Task description: Print the data lines below unchanged, starting at the line that contains "bar xyxy=(660,267,680,918)" and ending after the line that contains "bar xyxy=(173,238,194,918)".

*** Records shown ***

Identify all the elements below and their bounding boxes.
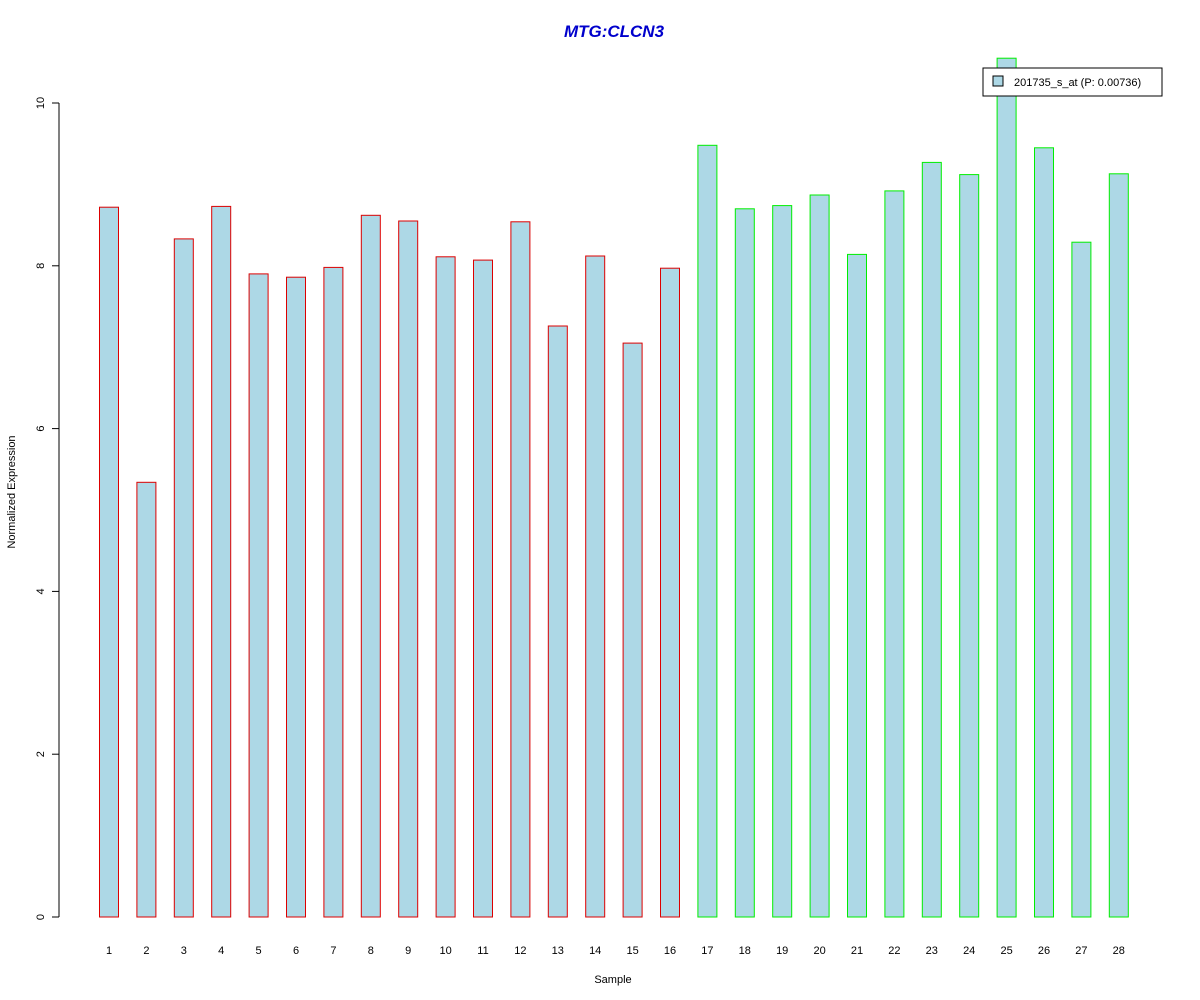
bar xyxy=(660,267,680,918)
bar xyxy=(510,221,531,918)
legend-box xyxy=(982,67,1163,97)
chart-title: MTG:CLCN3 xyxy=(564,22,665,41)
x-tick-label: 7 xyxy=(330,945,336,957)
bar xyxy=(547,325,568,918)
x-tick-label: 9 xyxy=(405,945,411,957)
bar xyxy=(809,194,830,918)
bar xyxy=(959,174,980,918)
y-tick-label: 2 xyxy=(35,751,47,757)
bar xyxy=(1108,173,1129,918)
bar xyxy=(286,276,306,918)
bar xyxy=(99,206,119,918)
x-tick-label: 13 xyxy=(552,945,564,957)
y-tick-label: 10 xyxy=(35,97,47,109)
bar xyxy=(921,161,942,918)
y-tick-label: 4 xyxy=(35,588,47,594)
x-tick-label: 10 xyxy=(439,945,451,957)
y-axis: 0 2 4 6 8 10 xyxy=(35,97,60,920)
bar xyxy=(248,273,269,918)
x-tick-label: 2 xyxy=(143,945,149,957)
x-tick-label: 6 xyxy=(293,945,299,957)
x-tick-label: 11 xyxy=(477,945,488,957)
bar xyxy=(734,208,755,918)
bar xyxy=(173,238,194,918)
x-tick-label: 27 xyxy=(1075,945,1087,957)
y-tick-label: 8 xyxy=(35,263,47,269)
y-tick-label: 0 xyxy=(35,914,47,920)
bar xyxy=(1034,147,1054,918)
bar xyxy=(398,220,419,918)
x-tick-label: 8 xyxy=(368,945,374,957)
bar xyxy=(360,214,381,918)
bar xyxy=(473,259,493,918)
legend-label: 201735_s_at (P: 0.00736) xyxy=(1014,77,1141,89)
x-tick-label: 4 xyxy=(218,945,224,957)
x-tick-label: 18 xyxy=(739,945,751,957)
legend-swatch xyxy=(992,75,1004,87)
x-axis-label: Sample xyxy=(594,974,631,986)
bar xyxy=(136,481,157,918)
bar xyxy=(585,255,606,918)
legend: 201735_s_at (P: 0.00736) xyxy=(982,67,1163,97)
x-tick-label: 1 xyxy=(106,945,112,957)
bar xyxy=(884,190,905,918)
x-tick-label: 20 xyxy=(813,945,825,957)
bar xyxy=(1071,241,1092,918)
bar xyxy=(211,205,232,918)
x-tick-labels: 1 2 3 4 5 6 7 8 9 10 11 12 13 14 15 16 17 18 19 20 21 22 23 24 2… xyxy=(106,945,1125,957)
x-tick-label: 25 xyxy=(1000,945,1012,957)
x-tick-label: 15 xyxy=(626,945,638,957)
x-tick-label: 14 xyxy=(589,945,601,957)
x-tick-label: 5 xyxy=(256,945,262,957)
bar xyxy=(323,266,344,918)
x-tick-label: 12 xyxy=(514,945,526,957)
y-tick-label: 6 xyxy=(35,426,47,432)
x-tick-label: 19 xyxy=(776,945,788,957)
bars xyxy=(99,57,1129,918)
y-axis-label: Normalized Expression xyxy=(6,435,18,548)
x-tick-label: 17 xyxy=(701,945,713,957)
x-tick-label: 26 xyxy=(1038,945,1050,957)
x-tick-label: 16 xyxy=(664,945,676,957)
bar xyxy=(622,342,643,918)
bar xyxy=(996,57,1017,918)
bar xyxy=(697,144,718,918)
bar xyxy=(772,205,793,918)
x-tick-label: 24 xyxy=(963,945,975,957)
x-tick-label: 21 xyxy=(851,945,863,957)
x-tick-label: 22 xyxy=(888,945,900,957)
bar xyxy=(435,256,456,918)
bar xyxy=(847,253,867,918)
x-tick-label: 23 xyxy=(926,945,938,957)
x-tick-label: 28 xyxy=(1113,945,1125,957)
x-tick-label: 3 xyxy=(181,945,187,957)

***
*** Records shown ***

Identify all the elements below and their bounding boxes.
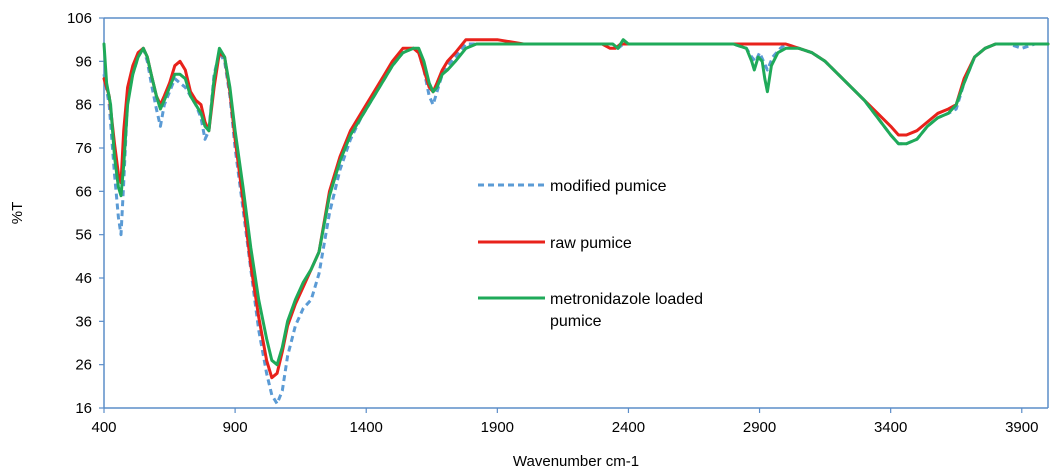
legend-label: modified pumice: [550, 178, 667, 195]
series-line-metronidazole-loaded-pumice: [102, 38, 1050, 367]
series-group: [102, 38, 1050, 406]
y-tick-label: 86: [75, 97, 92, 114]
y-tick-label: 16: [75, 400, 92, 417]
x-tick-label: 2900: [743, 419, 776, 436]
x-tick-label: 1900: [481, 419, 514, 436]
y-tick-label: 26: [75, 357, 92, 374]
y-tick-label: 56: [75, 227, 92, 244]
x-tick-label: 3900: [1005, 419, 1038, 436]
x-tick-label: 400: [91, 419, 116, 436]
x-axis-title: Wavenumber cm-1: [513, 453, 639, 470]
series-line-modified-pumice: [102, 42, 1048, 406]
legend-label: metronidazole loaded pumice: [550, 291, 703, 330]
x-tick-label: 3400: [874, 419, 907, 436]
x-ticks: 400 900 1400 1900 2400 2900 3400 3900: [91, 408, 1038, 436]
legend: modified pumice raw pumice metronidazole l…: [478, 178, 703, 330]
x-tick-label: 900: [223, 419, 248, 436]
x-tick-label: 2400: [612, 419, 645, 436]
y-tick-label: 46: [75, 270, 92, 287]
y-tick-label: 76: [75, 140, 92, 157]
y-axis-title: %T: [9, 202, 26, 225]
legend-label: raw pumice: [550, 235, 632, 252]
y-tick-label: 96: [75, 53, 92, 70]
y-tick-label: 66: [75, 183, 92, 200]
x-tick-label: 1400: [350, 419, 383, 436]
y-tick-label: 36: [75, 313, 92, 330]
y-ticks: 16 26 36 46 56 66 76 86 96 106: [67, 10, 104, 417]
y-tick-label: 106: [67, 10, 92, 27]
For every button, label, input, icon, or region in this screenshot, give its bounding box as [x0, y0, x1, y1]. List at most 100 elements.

***

Output for this task:
bar xyxy=(660,267,680,918)
bar xyxy=(510,221,531,918)
legend-box xyxy=(982,67,1163,97)
chart-title: MTG:CLCN3 xyxy=(564,22,665,41)
x-tick-label: 7 xyxy=(330,945,336,957)
bar xyxy=(547,325,568,918)
x-tick-label: 9 xyxy=(405,945,411,957)
bar xyxy=(809,194,830,918)
bar xyxy=(959,174,980,918)
y-tick-label: 2 xyxy=(35,751,47,757)
bar xyxy=(1108,173,1129,918)
bar xyxy=(286,276,306,918)
bar xyxy=(99,206,119,918)
x-tick-label: 13 xyxy=(552,945,564,957)
y-tick-label: 10 xyxy=(35,97,47,109)
bar xyxy=(921,161,942,918)
y-tick-label: 4 xyxy=(35,588,47,594)
x-tick-label: 10 xyxy=(439,945,451,957)
y-axis: 0 2 4 6 8 10 xyxy=(35,97,60,920)
bar xyxy=(248,273,269,918)
x-tick-label: 2 xyxy=(143,945,149,957)
x-tick-label: 6 xyxy=(293,945,299,957)
x-tick-label: 11 xyxy=(477,945,488,957)
bar xyxy=(734,208,755,918)
bar xyxy=(173,238,194,918)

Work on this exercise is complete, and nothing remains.